> INSTRUCTION:
Without omitting anything, retype the data that follows.

····················

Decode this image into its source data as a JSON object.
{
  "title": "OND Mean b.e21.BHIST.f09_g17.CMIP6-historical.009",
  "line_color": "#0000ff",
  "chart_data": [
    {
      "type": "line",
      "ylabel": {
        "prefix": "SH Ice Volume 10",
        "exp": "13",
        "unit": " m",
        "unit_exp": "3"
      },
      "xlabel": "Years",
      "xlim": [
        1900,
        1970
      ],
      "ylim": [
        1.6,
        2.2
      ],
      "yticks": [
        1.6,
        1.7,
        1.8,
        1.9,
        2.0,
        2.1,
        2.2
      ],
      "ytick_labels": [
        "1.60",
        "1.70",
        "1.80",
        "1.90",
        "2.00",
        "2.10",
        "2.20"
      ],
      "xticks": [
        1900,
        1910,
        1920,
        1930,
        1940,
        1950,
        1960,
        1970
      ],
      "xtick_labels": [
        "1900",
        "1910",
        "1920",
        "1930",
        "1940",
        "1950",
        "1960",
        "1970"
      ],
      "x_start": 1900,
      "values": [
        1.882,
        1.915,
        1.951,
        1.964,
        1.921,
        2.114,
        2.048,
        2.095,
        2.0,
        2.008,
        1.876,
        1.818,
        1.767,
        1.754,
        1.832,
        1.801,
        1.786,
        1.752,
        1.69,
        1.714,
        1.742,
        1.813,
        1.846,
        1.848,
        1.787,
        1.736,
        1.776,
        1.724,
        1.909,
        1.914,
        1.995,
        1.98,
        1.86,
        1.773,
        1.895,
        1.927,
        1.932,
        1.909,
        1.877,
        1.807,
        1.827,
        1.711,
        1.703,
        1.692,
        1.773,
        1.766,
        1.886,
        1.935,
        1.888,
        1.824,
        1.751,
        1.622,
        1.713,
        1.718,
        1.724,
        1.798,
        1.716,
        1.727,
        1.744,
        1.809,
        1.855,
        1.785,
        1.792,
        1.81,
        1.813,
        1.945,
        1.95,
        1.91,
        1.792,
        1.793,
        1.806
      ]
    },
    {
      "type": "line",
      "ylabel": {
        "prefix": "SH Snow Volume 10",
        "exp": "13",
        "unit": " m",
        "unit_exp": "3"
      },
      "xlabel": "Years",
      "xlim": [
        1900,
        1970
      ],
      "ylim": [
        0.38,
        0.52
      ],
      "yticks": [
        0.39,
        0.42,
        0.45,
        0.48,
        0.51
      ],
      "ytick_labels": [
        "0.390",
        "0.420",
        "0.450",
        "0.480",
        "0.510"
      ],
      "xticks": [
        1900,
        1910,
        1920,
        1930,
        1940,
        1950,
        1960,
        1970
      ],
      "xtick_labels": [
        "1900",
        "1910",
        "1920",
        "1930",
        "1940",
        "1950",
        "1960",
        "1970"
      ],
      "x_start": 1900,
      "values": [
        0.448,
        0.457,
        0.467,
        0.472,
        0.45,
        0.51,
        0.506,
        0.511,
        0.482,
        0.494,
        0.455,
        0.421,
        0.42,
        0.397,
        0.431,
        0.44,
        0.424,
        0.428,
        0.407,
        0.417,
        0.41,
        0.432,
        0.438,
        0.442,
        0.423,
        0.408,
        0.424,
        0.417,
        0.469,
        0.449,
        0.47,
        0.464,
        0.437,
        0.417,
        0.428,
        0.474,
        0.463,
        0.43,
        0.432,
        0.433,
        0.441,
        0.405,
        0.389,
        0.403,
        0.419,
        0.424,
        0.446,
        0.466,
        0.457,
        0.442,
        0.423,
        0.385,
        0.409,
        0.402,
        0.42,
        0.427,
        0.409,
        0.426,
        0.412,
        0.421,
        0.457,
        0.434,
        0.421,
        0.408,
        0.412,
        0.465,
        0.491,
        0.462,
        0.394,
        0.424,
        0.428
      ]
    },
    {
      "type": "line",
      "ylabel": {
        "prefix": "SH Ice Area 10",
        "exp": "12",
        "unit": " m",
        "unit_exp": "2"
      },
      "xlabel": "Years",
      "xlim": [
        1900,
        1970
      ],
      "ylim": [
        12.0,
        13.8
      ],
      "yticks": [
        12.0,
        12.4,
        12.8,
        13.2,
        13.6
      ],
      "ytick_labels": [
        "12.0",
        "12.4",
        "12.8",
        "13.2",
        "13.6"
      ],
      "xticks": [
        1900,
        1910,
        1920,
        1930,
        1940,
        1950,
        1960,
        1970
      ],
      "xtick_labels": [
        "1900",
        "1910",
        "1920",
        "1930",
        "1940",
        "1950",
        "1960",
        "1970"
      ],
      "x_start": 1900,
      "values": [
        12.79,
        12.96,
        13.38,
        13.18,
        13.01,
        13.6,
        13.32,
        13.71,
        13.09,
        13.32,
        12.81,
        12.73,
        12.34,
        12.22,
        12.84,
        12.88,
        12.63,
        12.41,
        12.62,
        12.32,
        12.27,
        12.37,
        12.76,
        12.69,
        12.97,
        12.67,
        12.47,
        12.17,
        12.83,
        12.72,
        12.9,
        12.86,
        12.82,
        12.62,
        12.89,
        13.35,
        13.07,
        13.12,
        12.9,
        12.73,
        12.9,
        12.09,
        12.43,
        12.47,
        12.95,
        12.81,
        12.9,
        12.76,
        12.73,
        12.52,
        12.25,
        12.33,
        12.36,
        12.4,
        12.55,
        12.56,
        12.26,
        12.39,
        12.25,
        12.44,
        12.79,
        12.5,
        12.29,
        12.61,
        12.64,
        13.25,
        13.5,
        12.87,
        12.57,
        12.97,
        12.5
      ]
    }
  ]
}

····················

> COMPLETED TASK:
Decode this image into its source data as a JSON object.
{
  "title": "OND Mean b.e21.BHIST.f09_g17.CMIP6-historical.009",
  "line_color": "#0000ff",
  "chart_data": [
    {
      "type": "line",
      "ylabel": {
        "prefix": "SH Ice Volume 10",
        "exp": "13",
        "unit": " m",
        "unit_exp": "3"
      },
      "xlabel": "Years",
      "xlim": [
        1900,
        1970
      ],
      "ylim": [
        1.6,
        2.2
      ],
      "yticks": [
        1.6,
        1.7,
        1.8,
        1.9,
        2.0,
        2.1,
        2.2
      ],
      "ytick_labels": [
        "1.60",
        "1.70",
        "1.80",
        "1.90",
        "2.00",
        "2.10",
        "2.20"
      ],
      "xticks": [
        1900,
        1910,
        1920,
        1930,
        1940,
        1950,
        1960,
        1970
      ],
      "xtick_labels": [
        "1900",
        "1910",
        "1920",
        "1930",
        "1940",
        "1950",
        "1960",
        "1970"
      ],
      "x_start": 1900,
      "values": [
        1.882,
        1.915,
        1.951,
        1.964,
        1.921,
        2.114,
        2.048,
        2.095,
        2.0,
        2.008,
        1.876,
        1.818,
        1.767,
        1.754,
        1.832,
        1.801,
        1.786,
        1.752,
        1.69,
        1.714,
        1.742,
        1.813,
        1.846,
        1.848,
        1.787,
        1.736,
        1.776,
        1.724,
        1.909,
        1.914,
        1.995,
        1.98,
        1.86,
        1.773,
        1.895,
        1.927,
        1.932,
        1.909,
        1.877,
        1.807,
        1.827,
        1.711,
        1.703,
        1.692,
        1.773,
        1.766,
        1.886,
        1.935,
        1.888,
        1.824,
        1.751,
        1.622,
        1.713,
        1.718,
        1.724,
        1.798,
        1.716,
        1.727,
        1.744,
        1.809,
        1.855,
        1.785,
        1.792,
        1.81,
        1.813,
        1.945,
        1.95,
        1.91,
        1.792,
        1.793,
        1.806
      ]
    },
    {
      "type": "line",
      "ylabel": {
        "prefix": "SH Snow Volume 10",
        "exp": "13",
        "unit": " m",
        "unit_exp": "3"
      },
      "xlabel": "Years",
      "xlim": [
        1900,
        1970
      ],
      "ylim": [
        0.38,
        0.52
      ],
      "yticks": [
        0.39,
        0.42,
        0.45,
        0.48,
        0.51
      ],
      "ytick_labels": [
        "0.390",
        "0.420",
        "0.450",
        "0.480",
        "0.510"
      ],
      "xticks": [
        1900,
        1910,
        1920,
        1930,
        1940,
        1950,
        1960,
        1970
      ],
      "xtick_labels": [
        "1900",
        "1910",
        "1920",
        "1930",
        "1940",
        "1950",
        "1960",
        "1970"
      ],
      "x_start": 1900,
      "values": [
        0.448,
        0.457,
        0.467,
        0.472,
        0.45,
        0.51,
        0.506,
        0.511,
        0.482,
        0.494,
        0.455,
        0.421,
        0.42,
        0.397,
        0.431,
        0.44,
        0.424,
        0.428,
        0.407,
        0.417,
        0.41,
        0.432,
        0.438,
        0.442,
        0.423,
        0.408,
        0.424,
        0.417,
        0.469,
        0.449,
        0.47,
        0.464,
        0.437,
        0.417,
        0.428,
        0.474,
        0.463,
        0.43,
        0.432,
        0.433,
        0.441,
        0.405,
        0.389,
        0.403,
        0.419,
        0.424,
        0.446,
        0.466,
        0.457,
        0.442,
        0.423,
        0.385,
        0.409,
        0.402,
        0.42,
        0.427,
        0.409,
        0.426,
        0.412,
        0.421,
        0.457,
        0.434,
        0.421,
        0.408,
        0.412,
        0.465,
        0.491,
        0.462,
        0.394,
        0.424,
        0.428
      ]
    },
    {
      "type": "line",
      "ylabel": {
        "prefix": "SH Ice Area 10",
        "exp": "12",
        "unit": " m",
        "unit_exp": "2"
      },
      "xlabel": "Years",
      "xlim": [
        1900,
        1970
      ],
      "ylim": [
        12.0,
        13.8
      ],
      "yticks": [
        12.0,
        12.4,
        12.8,
        13.2,
        13.6
      ],
      "ytick_labels": [
        "12.0",
        "12.4",
        "12.8",
        "13.2",
        "13.6"
      ],
      "xticks": [
        1900,
        1910,
        1920,
        1930,
        1940,
        1950,
        1960,
        1970
      ],
      "xtick_labels": [
        "1900",
        "1910",
        "1920",
        "1930",
        "1940",
        "1950",
        "1960",
        "1970"
      ],
      "x_start": 1900,
      "values": [
        12.79,
        12.96,
        13.38,
        13.18,
        13.01,
        13.6,
        13.32,
        13.71,
        13.09,
        13.32,
        12.81,
        12.73,
        12.34,
        12.22,
        12.84,
        12.88,
        12.63,
        12.41,
        12.62,
        12.32,
        12.27,
        12.37,
        12.76,
        12.69,
        12.97,
        12.67,
        12.47,
        12.17,
        12.83,
        12.72,
        12.9,
        12.86,
        12.82,
        12.62,
        12.89,
        13.35,
        13.07,
        13.12,
        12.9,
        12.73,
        12.9,
        12.09,
        12.43,
        12.47,
        12.95,
        12.81,
        12.9,
        12.76,
        12.73,
        12.52,
        12.25,
        12.33,
        12.36,
        12.4,
        12.55,
        12.56,
        12.26,
        12.39,
        12.25,
        12.44,
        12.79,
        12.5,
        12.29,
        12.61,
        12.64,
        13.25,
        13.5,
        12.87,
        12.57,
        12.97,
        12.5
      ]
    }
  ]
}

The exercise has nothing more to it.